**Records for processing**
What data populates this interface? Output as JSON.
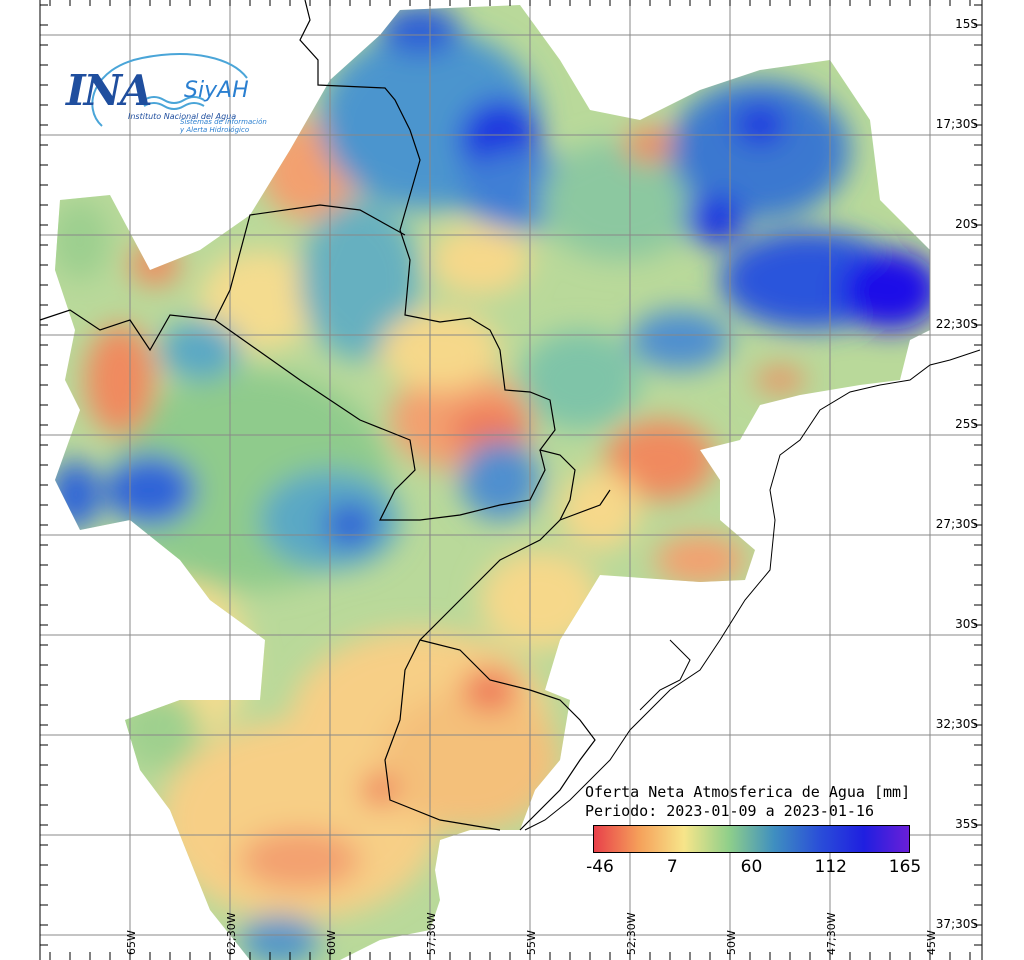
{
  "logo": {
    "ina": "INA",
    "siyah": "SiyAH",
    "institution": "Instituto Nacional del Agua",
    "system_line1": "Sistemas de Información",
    "system_line2": "y Alerta Hidrológico"
  },
  "legend": {
    "title": "Oferta Neta Atmosferica de Agua [mm]",
    "period": "Periodo: 2023-01-09 a 2023-01-16",
    "ticks": [
      "-46",
      "7",
      "60",
      "112",
      "165"
    ],
    "colors": [
      "#e8404a",
      "#f5a05a",
      "#f7e58a",
      "#8fcf8a",
      "#3f8fc0",
      "#2a4fd8",
      "#1f1fe0",
      "#6a1fd8"
    ]
  },
  "axes": {
    "lat_labels": [
      "15S",
      "17;30S",
      "20S",
      "22;30S",
      "25S",
      "27;30S",
      "30S",
      "32;30S",
      "35S",
      "37;30S"
    ],
    "lon_labels": [
      "65W",
      "62;30W",
      "60W",
      "57;30W",
      "55W",
      "52;30W",
      "50W",
      "47;30W",
      "45W"
    ]
  },
  "colors": {
    "grid": "#888888",
    "border": "#000000",
    "water_high": "#1f2fe0",
    "water_low": "#e8404a"
  }
}
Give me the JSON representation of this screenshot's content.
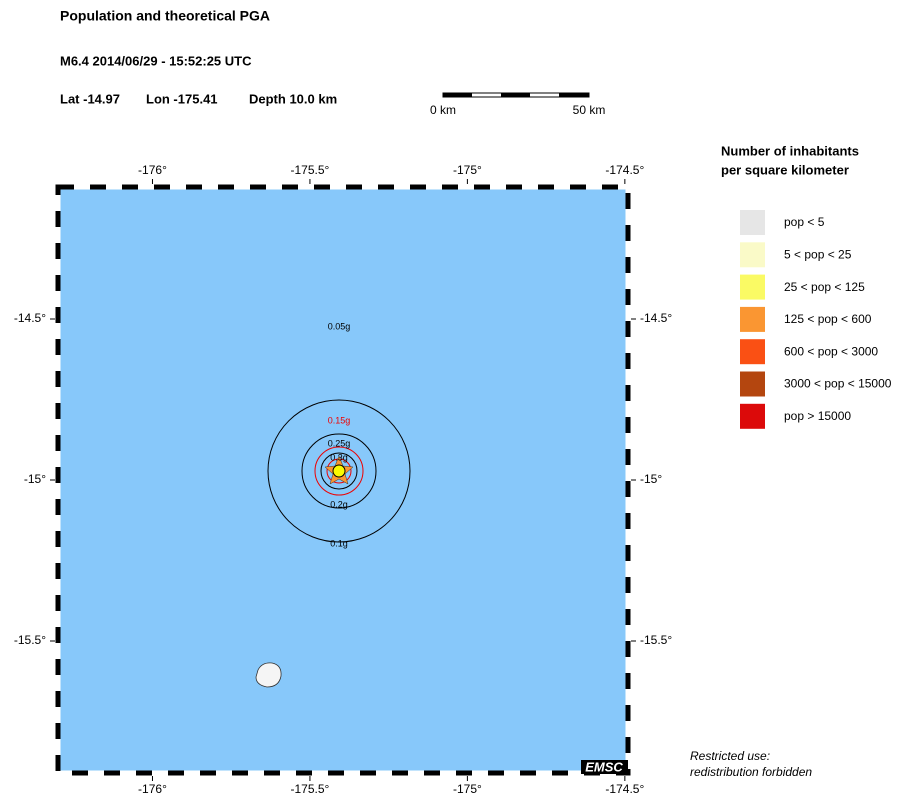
{
  "header": {
    "title": "Population and theoretical PGA",
    "event": "M6.4  2014/06/29 - 15:52:25 UTC",
    "lat": "Lat -14.97",
    "lon": "Lon -175.41",
    "depth": "Depth  10.0 km"
  },
  "scale_bar": {
    "labels": [
      "0 km",
      "50 km"
    ]
  },
  "map": {
    "lonlim": [
      -176.3,
      -174.49
    ],
    "latlim": [
      -15.91,
      -14.09
    ],
    "lon_ticks": [
      {
        "value": -176,
        "label": "-176°"
      },
      {
        "value": -175.5,
        "label": "-175.5°"
      },
      {
        "value": -175,
        "label": "-175°"
      },
      {
        "value": -174.5,
        "label": "-174.5°"
      }
    ],
    "lat_ticks": [
      {
        "value": -14.5,
        "label": "-14.5°"
      },
      {
        "value": -15,
        "label": "-15°"
      },
      {
        "value": -15.5,
        "label": "-15.5°"
      }
    ],
    "contour_labels": [
      "0.05g",
      "0.15g",
      "0.25g",
      "0.3g",
      "0.2g",
      "0.1g"
    ],
    "logo": "EMSC"
  },
  "legend": {
    "title": [
      "Number of inhabitants",
      "per square kilometer"
    ],
    "items": [
      {
        "label": "pop < 5",
        "color": "#e6e6e6"
      },
      {
        "label": "5 < pop < 25",
        "color": "#fafac8"
      },
      {
        "label": "25 < pop < 125",
        "color": "#fafa64"
      },
      {
        "label": "125 < pop < 600",
        "color": "#fa9632"
      },
      {
        "label": "600 < pop < 3000",
        "color": "#fa5014"
      },
      {
        "label": "3000 < pop < 15000",
        "color": "#b4460f"
      },
      {
        "label": "pop > 15000",
        "color": "#dc0a0a"
      }
    ]
  },
  "footer": {
    "lines": [
      "Restricted use:",
      "redistribution forbidden"
    ]
  }
}
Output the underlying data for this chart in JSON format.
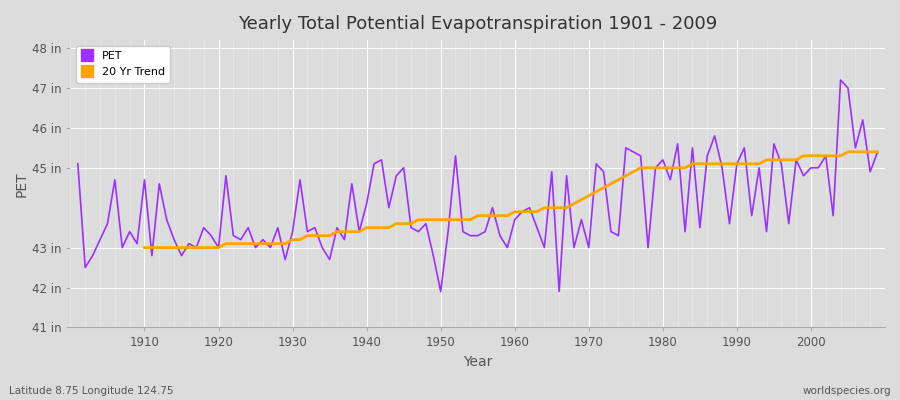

**Short problem**
Go through the entries above and output them exactly, without pictures.

**Answer to the exercise**
What data populates this interface? Output as JSON.
{
  "logo": {
    "ina": "INA",
    "siyah": "SiyAH",
    "institution": "Instituto Nacional del Agua",
    "system_line1": "Sistemas de Información",
    "system_line2": "y Alerta Hidrológico"
  },
  "legend": {
    "title": "Oferta Neta Atmosferica de Agua [mm]",
    "period": "Periodo: 2023-01-09 a 2023-01-16",
    "ticks": [
      "-46",
      "7",
      "60",
      "112",
      "165"
    ],
    "colors": [
      "#e8404a",
      "#f5a05a",
      "#f7e58a",
      "#8fcf8a",
      "#3f8fc0",
      "#2a4fd8",
      "#1f1fe0",
      "#6a1fd8"
    ]
  },
  "axes": {
    "lat_labels": [
      "15S",
      "17;30S",
      "20S",
      "22;30S",
      "25S",
      "27;30S",
      "30S",
      "32;30S",
      "35S",
      "37;30S"
    ],
    "lon_labels": [
      "65W",
      "62;30W",
      "60W",
      "57;30W",
      "55W",
      "52;30W",
      "50W",
      "47;30W",
      "45W"
    ]
  },
  "colors": {
    "grid": "#888888",
    "border": "#000000",
    "water_high": "#1f2fe0",
    "water_low": "#e8404a"
  }
}
Give me the JSON representation of this screenshot's content.
{
  "header": {
    "title": "Population and theoretical PGA",
    "event": "M6.4  2014/06/29 - 15:52:25 UTC",
    "lat": "Lat -14.97",
    "lon": "Lon -175.41",
    "depth": "Depth  10.0 km"
  },
  "scale_bar": {
    "labels": [
      "0 km",
      "50 km"
    ]
  },
  "map": {
    "lonlim": [
      -176.3,
      -174.49
    ],
    "latlim": [
      -15.91,
      -14.09
    ],
    "lon_ticks": [
      {
        "value": -176,
        "label": "-176°"
      },
      {
        "value": -175.5,
        "label": "-175.5°"
      },
      {
        "value": -175,
        "label": "-175°"
      },
      {
        "value": -174.5,
        "label": "-174.5°"
      }
    ],
    "lat_ticks": [
      {
        "value": -14.5,
        "label": "-14.5°"
      },
      {
        "value": -15,
        "label": "-15°"
      },
      {
        "value": -15.5,
        "label": "-15.5°"
      }
    ],
    "contour_labels": [
      "0.05g",
      "0.15g",
      "0.25g",
      "0.3g",
      "0.2g",
      "0.1g"
    ],
    "logo": "EMSC"
  },
  "legend": {
    "title": [
      "Number of inhabitants",
      "per square kilometer"
    ],
    "items": [
      {
        "label": "pop < 5",
        "color": "#e6e6e6"
      },
      {
        "label": "5 < pop < 25",
        "color": "#fafac8"
      },
      {
        "label": "25 < pop < 125",
        "color": "#fafa64"
      },
      {
        "label": "125 < pop < 600",
        "color": "#fa9632"
      },
      {
        "label": "600 < pop < 3000",
        "color": "#fa5014"
      },
      {
        "label": "3000 < pop < 15000",
        "color": "#b4460f"
      },
      {
        "label": "pop > 15000",
        "color": "#dc0a0a"
      }
    ]
  },
  "footer": {
    "lines": [
      "Restricted use:",
      "redistribution forbidden"
    ]
  }
}
Output the underlying data for this chart in JSON format.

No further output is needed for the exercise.